(Data excerpts)
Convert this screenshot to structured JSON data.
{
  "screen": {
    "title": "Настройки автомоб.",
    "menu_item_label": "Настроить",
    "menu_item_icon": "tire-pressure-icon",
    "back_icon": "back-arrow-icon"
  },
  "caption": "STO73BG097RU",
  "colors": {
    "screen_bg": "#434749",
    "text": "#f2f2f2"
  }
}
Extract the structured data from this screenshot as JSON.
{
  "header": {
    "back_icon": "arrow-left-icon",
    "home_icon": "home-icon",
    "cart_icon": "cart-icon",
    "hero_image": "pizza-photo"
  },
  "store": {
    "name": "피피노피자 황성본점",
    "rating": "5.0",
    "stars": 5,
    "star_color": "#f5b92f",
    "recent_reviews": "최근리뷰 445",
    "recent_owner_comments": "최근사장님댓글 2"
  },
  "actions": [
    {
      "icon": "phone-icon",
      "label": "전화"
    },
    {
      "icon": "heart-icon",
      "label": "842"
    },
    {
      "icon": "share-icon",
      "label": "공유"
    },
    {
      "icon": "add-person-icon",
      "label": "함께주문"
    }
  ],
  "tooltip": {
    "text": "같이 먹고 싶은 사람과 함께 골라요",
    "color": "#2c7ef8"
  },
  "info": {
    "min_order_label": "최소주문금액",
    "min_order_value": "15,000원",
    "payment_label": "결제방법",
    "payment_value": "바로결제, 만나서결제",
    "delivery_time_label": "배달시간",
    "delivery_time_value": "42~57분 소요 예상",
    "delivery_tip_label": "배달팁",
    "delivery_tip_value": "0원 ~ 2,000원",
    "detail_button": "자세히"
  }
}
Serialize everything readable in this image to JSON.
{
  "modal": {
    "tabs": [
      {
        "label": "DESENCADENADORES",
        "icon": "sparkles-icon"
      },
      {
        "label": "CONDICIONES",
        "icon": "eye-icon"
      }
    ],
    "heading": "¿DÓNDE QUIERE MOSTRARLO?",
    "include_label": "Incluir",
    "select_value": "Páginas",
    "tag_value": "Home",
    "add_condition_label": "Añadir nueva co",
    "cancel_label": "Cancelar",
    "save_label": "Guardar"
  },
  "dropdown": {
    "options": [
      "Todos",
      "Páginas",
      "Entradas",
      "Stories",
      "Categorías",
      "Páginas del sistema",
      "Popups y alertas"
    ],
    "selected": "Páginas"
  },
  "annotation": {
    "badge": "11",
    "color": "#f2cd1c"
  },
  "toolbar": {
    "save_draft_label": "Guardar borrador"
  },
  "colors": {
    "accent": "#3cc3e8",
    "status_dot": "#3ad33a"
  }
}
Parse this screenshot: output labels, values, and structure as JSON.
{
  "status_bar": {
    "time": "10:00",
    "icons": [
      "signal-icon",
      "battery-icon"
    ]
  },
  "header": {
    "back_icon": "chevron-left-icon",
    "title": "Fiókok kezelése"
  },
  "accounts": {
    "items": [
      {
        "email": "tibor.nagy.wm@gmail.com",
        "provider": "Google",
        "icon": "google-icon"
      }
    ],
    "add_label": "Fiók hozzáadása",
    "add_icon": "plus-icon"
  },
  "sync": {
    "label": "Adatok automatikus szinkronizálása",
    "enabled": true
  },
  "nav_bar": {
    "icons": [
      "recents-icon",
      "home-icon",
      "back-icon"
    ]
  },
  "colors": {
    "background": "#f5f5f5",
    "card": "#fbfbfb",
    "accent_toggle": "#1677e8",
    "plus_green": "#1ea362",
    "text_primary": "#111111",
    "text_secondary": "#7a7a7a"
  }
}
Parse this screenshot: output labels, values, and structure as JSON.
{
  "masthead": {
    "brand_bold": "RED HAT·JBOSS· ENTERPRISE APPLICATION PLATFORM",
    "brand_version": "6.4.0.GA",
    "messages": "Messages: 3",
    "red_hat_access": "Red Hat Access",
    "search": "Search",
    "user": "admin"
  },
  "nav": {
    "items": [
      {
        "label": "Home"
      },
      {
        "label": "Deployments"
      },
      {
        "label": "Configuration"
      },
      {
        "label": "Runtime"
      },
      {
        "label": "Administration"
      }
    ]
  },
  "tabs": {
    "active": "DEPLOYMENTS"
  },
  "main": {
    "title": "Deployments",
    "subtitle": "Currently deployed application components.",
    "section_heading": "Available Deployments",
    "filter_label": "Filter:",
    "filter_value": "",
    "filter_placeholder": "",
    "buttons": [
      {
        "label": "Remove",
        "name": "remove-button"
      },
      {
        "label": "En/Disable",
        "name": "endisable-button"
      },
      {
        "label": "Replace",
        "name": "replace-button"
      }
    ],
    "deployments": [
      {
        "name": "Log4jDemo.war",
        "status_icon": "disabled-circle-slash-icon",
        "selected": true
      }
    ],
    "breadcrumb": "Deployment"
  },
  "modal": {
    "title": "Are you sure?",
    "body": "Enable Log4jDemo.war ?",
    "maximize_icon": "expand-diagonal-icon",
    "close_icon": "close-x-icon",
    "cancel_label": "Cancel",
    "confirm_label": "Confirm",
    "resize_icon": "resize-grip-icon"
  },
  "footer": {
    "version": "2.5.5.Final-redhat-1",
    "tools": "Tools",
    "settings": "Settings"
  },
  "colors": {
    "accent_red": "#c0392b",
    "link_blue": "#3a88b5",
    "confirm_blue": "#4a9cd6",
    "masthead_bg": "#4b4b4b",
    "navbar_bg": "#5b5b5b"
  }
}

• _The task_:
Look through the material above. Copy each line where the word "this" appears.

• _Complete answer_:
Convert this screenshot to structured JSON data.
Extract the structured data from this screenshot as JSON.
Serialize everything readable in this image to JSON.
Parse this screenshot: output labels, values, and structure as JSON.
Parse this screenshot: output labels, values, and structure as JSON.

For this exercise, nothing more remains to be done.